### [What is being asked]
All of the material below is to be retyped exactly.

[Collected data entries]
-- begin --

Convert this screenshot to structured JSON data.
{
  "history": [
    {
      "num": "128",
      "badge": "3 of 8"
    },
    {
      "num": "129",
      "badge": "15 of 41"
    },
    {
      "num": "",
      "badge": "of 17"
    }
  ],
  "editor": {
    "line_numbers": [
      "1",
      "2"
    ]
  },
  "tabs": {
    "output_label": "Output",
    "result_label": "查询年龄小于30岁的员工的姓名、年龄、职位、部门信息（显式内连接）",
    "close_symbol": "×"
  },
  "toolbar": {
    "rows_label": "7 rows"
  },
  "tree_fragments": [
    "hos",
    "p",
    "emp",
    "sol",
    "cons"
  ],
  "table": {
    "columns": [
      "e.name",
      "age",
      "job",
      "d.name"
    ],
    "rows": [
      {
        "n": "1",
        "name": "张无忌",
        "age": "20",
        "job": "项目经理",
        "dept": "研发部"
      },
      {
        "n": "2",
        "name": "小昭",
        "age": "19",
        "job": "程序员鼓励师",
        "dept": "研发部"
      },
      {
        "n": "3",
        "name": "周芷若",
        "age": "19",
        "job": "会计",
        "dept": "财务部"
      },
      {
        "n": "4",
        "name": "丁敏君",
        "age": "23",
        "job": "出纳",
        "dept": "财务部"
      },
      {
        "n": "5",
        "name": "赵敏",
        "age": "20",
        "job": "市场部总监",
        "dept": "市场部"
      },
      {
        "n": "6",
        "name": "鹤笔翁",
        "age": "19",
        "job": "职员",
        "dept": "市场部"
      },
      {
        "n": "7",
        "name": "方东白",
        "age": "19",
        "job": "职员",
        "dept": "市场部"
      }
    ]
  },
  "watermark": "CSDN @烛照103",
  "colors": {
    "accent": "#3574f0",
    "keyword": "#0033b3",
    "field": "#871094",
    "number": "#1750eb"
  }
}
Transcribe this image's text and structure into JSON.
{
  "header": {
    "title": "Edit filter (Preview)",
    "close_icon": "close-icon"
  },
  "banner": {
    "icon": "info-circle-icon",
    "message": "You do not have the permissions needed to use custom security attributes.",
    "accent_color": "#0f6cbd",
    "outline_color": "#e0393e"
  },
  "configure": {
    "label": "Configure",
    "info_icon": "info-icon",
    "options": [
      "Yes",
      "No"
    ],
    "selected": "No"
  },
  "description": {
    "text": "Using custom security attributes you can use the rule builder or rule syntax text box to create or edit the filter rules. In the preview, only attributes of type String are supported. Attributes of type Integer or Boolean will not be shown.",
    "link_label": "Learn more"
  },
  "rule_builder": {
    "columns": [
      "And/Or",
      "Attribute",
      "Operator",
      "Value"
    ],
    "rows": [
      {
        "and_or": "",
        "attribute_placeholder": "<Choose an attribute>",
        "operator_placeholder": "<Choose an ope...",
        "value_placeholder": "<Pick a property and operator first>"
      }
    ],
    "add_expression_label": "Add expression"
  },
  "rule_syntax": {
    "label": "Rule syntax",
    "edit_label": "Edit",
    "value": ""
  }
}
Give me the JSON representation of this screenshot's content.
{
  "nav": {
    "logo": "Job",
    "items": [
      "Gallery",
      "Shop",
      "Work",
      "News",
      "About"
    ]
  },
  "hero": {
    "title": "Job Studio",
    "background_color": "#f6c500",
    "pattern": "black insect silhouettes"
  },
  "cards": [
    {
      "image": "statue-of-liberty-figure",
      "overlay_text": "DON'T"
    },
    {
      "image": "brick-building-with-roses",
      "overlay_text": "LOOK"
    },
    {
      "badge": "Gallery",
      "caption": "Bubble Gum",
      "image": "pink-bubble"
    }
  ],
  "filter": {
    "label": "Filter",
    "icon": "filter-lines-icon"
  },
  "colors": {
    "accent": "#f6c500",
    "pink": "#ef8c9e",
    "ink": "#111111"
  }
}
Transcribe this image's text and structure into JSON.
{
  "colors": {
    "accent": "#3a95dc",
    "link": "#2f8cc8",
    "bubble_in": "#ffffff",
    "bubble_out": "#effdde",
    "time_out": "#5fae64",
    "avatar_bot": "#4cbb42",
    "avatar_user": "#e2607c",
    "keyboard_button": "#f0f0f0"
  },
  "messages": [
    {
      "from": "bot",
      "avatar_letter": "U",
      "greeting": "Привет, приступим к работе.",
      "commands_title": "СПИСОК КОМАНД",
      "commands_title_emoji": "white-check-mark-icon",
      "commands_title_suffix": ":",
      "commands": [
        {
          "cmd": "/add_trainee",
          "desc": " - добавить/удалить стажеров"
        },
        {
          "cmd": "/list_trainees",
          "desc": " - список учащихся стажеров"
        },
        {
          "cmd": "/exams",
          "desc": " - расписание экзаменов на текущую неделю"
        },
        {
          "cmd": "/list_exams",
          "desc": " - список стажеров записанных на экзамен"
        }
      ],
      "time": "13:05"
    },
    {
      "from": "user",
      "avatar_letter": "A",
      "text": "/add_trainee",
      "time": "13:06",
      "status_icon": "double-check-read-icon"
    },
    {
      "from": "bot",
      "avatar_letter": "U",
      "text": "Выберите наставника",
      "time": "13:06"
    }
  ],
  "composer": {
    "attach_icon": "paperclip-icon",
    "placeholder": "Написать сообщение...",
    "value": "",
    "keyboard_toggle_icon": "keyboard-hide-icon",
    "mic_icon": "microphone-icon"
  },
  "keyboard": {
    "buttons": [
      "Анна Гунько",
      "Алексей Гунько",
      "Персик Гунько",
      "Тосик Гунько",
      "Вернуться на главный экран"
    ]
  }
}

-- end --

### [Task result]
Convert this screenshot to structured JSON data.
{
  "history": [
    {
      "num": "128",
      "badge": "3 of 8"
    },
    {
      "num": "129",
      "badge": "15 of 41"
    },
    {
      "num": "",
      "badge": "of 17"
    }
  ],
  "editor": {
    "line_numbers": [
      "1",
      "2"
    ]
  },
  "tabs": {
    "output_label": "Output",
    "result_label": "查询年龄小于30岁的员工的姓名、年龄、职位、部门信息（显式内连接）",
    "close_symbol": "×"
  },
  "toolbar": {
    "rows_label": "7 rows"
  },
  "tree_fragments": [
    "hos",
    "p",
    "emp",
    "sol",
    "cons"
  ],
  "table": {
    "columns": [
      "e.name",
      "age",
      "job",
      "d.name"
    ],
    "rows": [
      {
        "n": "1",
        "name": "张无忌",
        "age": "20",
        "job": "项目经理",
        "dept": "研发部"
      },
      {
        "n": "2",
        "name": "小昭",
        "age": "19",
        "job": "程序员鼓励师",
        "dept": "研发部"
      },
      {
        "n": "3",
        "name": "周芷若",
        "age": "19",
        "job": "会计",
        "dept": "财务部"
      },
      {
        "n": "4",
        "name": "丁敏君",
        "age": "23",
        "job": "出纳",
        "dept": "财务部"
      },
      {
        "n": "5",
        "name": "赵敏",
        "age": "20",
        "job": "市场部总监",
        "dept": "市场部"
      },
      {
        "n": "6",
        "name": "鹤笔翁",
        "age": "19",
        "job": "职员",
        "dept": "市场部"
      },
      {
        "n": "7",
        "name": "方东白",
        "age": "19",
        "job": "职员",
        "dept": "市场部"
      }
    ]
  },
  "watermark": "CSDN @烛照103",
  "colors": {
    "accent": "#3574f0",
    "keyword": "#0033b3",
    "field": "#871094",
    "number": "#1750eb"
  }
}
Transcribe this image's text and structure into JSON.
{
  "header": {
    "title": "Edit filter (Preview)",
    "close_icon": "close-icon"
  },
  "banner": {
    "icon": "info-circle-icon",
    "message": "You do not have the permissions needed to use custom security attributes.",
    "accent_color": "#0f6cbd",
    "outline_color": "#e0393e"
  },
  "configure": {
    "label": "Configure",
    "info_icon": "info-icon",
    "options": [
      "Yes",
      "No"
    ],
    "selected": "No"
  },
  "description": {
    "text": "Using custom security attributes you can use the rule builder or rule syntax text box to create or edit the filter rules. In the preview, only attributes of type String are supported. Attributes of type Integer or Boolean will not be shown.",
    "link_label": "Learn more"
  },
  "rule_builder": {
    "columns": [
      "And/Or",
      "Attribute",
      "Operator",
      "Value"
    ],
    "rows": [
      {
        "and_or": "",
        "attribute_placeholder": "<Choose an attribute>",
        "operator_placeholder": "<Choose an ope...",
        "value_placeholder": "<Pick a property and operator first>"
      }
    ],
    "add_expression_label": "Add expression"
  },
  "rule_syntax": {
    "label": "Rule syntax",
    "edit_label": "Edit",
    "value": ""
  }
}
Give me the JSON representation of this screenshot's content.
{
  "nav": {
    "logo": "Job",
    "items": [
      "Gallery",
      "Shop",
      "Work",
      "News",
      "About"
    ]
  },
  "hero": {
    "title": "Job Studio",
    "background_color": "#f6c500",
    "pattern": "black insect silhouettes"
  },
  "cards": [
    {
      "image": "statue-of-liberty-figure",
      "overlay_text": "DON'T"
    },
    {
      "image": "brick-building-with-roses",
      "overlay_text": "LOOK"
    },
    {
      "badge": "Gallery",
      "caption": "Bubble Gum",
      "image": "pink-bubble"
    }
  ],
  "filter": {
    "label": "Filter",
    "icon": "filter-lines-icon"
  },
  "colors": {
    "accent": "#f6c500",
    "pink": "#ef8c9e",
    "ink": "#111111"
  }
}
Transcribe this image's text and structure into JSON.
{
  "colors": {
    "accent": "#3a95dc",
    "link": "#2f8cc8",
    "bubble_in": "#ffffff",
    "bubble_out": "#effdde",
    "time_out": "#5fae64",
    "avatar_bot": "#4cbb42",
    "avatar_user": "#e2607c",
    "keyboard_button": "#f0f0f0"
  },
  "messages": [
    {
      "from": "bot",
      "avatar_letter": "U",
      "greeting": "Привет, приступим к работе.",
      "commands_title": "СПИСОК КОМАНД",
      "commands_title_emoji": "white-check-mark-icon",
      "commands_title_suffix": ":",
      "commands": [
        {
          "cmd": "/add_trainee",
          "desc": " - добавить/удалить стажеров"
        },
        {
          "cmd": "/list_trainees",
          "desc": " - список учащихся стажеров"
        },
        {
          "cmd": "/exams",
          "desc": " - расписание экзаменов на текущую неделю"
        },
        {
          "cmd": "/list_exams",
          "desc": " - список стажеров записанных на экзамен"
        }
      ],
      "time": "13:05"
    },
    {
      "from": "user",
      "avatar_letter": "A",
      "text": "/add_trainee",
      "time": "13:06",
      "status_icon": "double-check-read-icon"
    },
    {
      "from": "bot",
      "avatar_letter": "U",
      "text": "Выберите наставника",
      "time": "13:06"
    }
  ],
  "composer": {
    "attach_icon": "paperclip-icon",
    "placeholder": "Написать сообщение...",
    "value": "",
    "keyboard_toggle_icon": "keyboard-hide-icon",
    "mic_icon": "microphone-icon"
  },
  "keyboard": {
    "buttons": [
      "Анна Гунько",
      "Алексей Гунько",
      "Персик Гунько",
      "Тосик Гунько",
      "Вернуться на главный экран"
    ]
  }
}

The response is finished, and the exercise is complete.